> **GOAL**
Please pick up the article about Afghans left behind under Taliban rule and continue it from its final sentence, not the entries.

> **EXTRACT TO READ**

★ ★ ★ ★

Like millions of Afghans, he’s also been impacted by the country’s economic freefall, caused in part by international sanctions and vanishing foreign aid.

“We eat once a day,” the interpreter said. Still, he continues hoping he and his family will leave Afghanistan at some point. “I never give up because of my future and my children’s future,” he said.

Since their return to rule, the Taliban have been trying to transition from insurgency and war to governing, with the hard-liners increasingly at odds with the pragmatists on how to run a country in the midst of a humanitarian and economic crisis. But a year on they have so far failed to gain international recognition. Initial promises to allow girls to return to school and women to continue working have been broken.

Those who have failed to evacuate include interpreters and drivers but also women journalists, activists and athletes who say they cannot live freely under a Taliban-led government.

The U.S., together with other Western nations, hastily evacuated more than 120,000 people, both foreign nationals and Afghan citizens, in August last year.

★ ★ ★ ★

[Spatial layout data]
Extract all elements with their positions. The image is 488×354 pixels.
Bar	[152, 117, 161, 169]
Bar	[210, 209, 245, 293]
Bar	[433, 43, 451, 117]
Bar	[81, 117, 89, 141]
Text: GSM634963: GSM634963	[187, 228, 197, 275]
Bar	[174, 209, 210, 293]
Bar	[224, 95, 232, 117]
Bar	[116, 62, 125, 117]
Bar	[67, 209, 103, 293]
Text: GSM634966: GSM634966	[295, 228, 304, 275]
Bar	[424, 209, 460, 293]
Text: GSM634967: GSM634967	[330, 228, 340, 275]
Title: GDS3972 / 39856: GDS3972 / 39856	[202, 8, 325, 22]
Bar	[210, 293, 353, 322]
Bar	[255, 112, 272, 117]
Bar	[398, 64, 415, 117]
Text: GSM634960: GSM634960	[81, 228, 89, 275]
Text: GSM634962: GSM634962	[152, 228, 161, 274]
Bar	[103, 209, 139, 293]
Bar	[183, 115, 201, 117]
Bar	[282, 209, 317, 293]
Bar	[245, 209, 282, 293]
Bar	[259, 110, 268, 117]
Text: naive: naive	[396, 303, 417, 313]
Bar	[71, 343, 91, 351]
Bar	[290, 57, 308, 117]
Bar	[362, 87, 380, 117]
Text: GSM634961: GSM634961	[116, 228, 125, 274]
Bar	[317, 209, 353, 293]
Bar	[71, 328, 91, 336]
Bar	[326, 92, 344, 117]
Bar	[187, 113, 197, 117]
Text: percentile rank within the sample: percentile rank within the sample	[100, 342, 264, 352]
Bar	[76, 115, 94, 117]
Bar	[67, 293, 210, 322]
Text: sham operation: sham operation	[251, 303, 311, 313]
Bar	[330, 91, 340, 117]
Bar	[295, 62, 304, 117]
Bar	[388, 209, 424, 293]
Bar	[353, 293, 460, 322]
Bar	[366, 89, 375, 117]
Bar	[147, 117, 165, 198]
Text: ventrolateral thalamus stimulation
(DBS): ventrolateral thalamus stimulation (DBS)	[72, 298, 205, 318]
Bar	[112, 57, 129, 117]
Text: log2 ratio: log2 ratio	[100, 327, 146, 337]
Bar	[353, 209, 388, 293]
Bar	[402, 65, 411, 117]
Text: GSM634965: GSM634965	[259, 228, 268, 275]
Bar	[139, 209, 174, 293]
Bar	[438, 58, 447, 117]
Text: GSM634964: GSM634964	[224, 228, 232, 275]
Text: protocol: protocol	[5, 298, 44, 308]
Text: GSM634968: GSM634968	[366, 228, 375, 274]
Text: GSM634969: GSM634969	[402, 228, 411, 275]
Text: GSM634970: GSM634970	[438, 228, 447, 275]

★ ★ ★ ★

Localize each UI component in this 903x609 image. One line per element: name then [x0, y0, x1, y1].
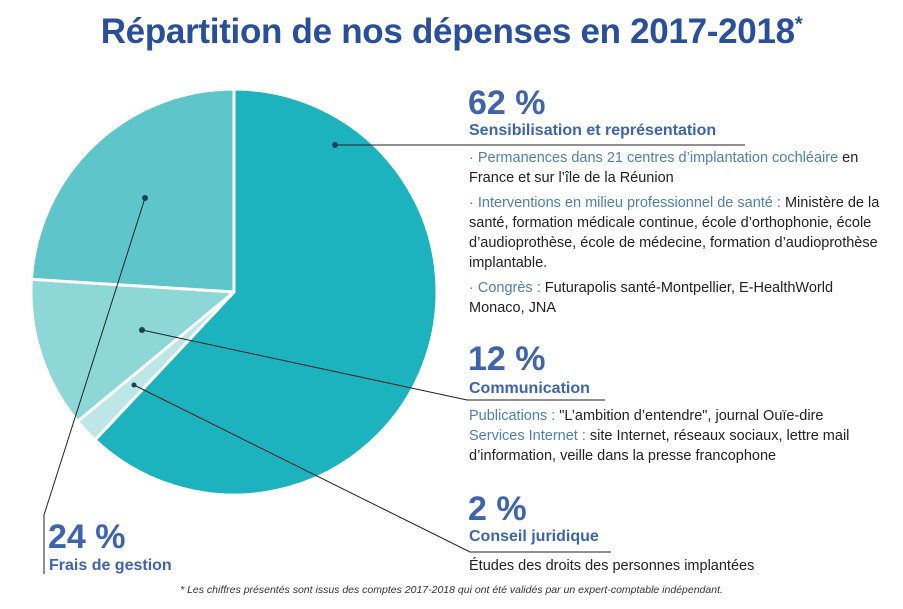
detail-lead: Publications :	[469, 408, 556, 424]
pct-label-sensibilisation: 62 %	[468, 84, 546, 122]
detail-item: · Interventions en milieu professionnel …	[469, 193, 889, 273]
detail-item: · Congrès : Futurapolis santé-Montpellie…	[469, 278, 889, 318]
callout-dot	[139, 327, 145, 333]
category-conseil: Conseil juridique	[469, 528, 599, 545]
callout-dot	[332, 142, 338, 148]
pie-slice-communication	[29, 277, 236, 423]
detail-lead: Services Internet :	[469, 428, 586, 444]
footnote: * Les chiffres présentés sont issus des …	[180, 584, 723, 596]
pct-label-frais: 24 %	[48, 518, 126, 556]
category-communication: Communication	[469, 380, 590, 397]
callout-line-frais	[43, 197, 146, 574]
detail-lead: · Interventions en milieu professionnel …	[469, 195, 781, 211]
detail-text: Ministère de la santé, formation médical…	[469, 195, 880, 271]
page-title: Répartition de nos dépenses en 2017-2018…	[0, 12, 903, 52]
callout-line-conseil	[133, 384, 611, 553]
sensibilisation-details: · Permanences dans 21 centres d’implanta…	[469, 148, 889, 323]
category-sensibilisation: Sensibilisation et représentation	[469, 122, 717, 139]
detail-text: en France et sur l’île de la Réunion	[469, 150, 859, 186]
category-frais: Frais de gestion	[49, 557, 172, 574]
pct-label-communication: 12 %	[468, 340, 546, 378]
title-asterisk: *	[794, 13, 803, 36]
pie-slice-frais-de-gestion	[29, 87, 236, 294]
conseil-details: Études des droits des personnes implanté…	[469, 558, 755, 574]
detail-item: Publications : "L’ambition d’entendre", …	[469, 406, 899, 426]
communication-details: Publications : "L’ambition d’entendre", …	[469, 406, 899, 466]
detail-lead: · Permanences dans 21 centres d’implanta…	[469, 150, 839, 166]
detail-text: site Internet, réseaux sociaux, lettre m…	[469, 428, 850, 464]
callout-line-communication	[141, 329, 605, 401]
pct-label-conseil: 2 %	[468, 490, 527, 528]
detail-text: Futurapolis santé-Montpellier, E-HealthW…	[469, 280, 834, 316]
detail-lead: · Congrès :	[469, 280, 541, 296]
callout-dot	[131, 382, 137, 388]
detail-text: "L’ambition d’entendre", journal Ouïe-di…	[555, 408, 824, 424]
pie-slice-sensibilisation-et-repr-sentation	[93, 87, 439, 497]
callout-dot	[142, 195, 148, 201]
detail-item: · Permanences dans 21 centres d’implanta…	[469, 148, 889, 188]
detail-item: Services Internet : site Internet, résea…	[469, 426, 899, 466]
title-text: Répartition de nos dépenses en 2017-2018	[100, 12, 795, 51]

★ ★ ★ ★

> **RESULT BELOW**
Some 46,000 Afghans who remained in the country after Aug. 31 have since applied for U.S. humanitarian parole, according to the Migration Policy Institute. But only 297 have been approved so far.

Because there is no longer a U.S. consulate in Afghanistan, asylum-seekers must make their way to other countries with consular services for in-person interviews.

The list of obstacles to getting out of Afghanistan is extensive, starting with the difficulty in obtaining passports as offices repeatedly close due to technical problems.

“Today, the vast majority of Afghans don’t have access to legal identity, meaning if they need tomorrow to be able to get to safety legally, they can’t,” said Nassim Majidi, co-founder and executive director of Samuel Hall, an independent think tank that conducts research on migration and displacement. Mr. Majidi was speaking at a seminar organized by the Migration Policy Institute looking at the situation of Afghans in Afghanistan and abroad a year after the withdrawal.

Around 2,000 Afghans and their families who worked with NATO, its agencies, and member countries were among those evacuated from Kabul according to the military alliance. But the evacuations were organized by individual member countries. NATO, as an organization, had no repatriation plan.

Evacuations from third countries are still happening, although sporadically. Earlier in August a plane carrying nearly 300 Afghans who had collaborated with the Spanish government landed in Madrid. Germany and France also have continued to work on evacuation cases, Mr. Majidi said.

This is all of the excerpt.